* **What you are asked to do**:
Pictures in the data below are not part of the copy; transcribe everything else exactly.

Data entries:
::::::
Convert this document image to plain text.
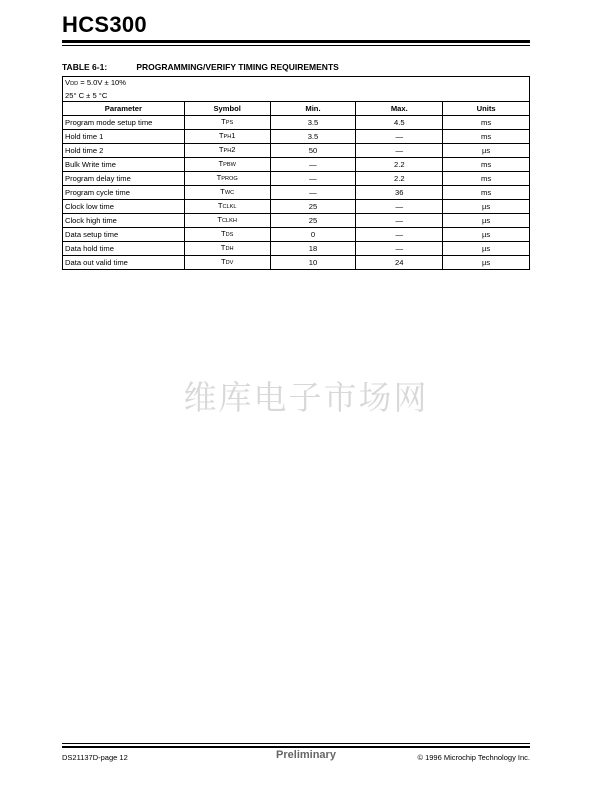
HCS300
TABLE 6-1:	PROGRAMMING/VERIFY TIMING REQUIREMENTS
VDD = 5.0V ± 10%
25° C ± 5 °C				
Parameter	Symbol	Min.	Max.	Units
Program mode setup time	TPS	3.5	4.5	ms
Hold time 1	TPH1	3.5	—	ms
Hold time 2	TPH2	50	—	µs
Bulk Write time	TPBW	—	2.2	ms
Program delay time	TPROG	—	2.2	ms
Program cycle time	TWC	—	36	ms
Clock low time	TCLKL	25	—	µs
Clock high time	TCLKH	25	—	µs
Data setup time	TDS	0	—	µs
Data hold time	TDH	18	—	µs
Data out valid time	TDV	10	24	µs
维库电子市场网
DS21137D-page 12	Preliminary	© 1996 Microchip Technology Inc.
::::::
* **Task output**:
Convert this document image to plain text.
HCS300
TABLE 6-1:	PROGRAMMING/VERIFY TIMING REQUIREMENTS
VDD = 5.0V ± 10%
25° C ± 5 °C				
Parameter	Symbol	Min.	Max.	Units
Program mode setup time	TPS	3.5	4.5	ms
Hold time 1	TPH1	3.5	—	ms
Hold time 2	TPH2	50	—	µs
Bulk Write time	TPBW	—	2.2	ms
Program delay time	TPROG	—	2.2	ms
Program cycle time	TWC	—	36	ms
Clock low time	TCLKL	25	—	µs
Clock high time	TCLKH	25	—	µs
Data setup time	TDS	0	—	µs
Data hold time	TDH	18	—	µs
Data out valid time	TDV	10	24	µs
维库电子市场网
DS21137D-page 12	Preliminary	© 1996 Microchip Technology Inc.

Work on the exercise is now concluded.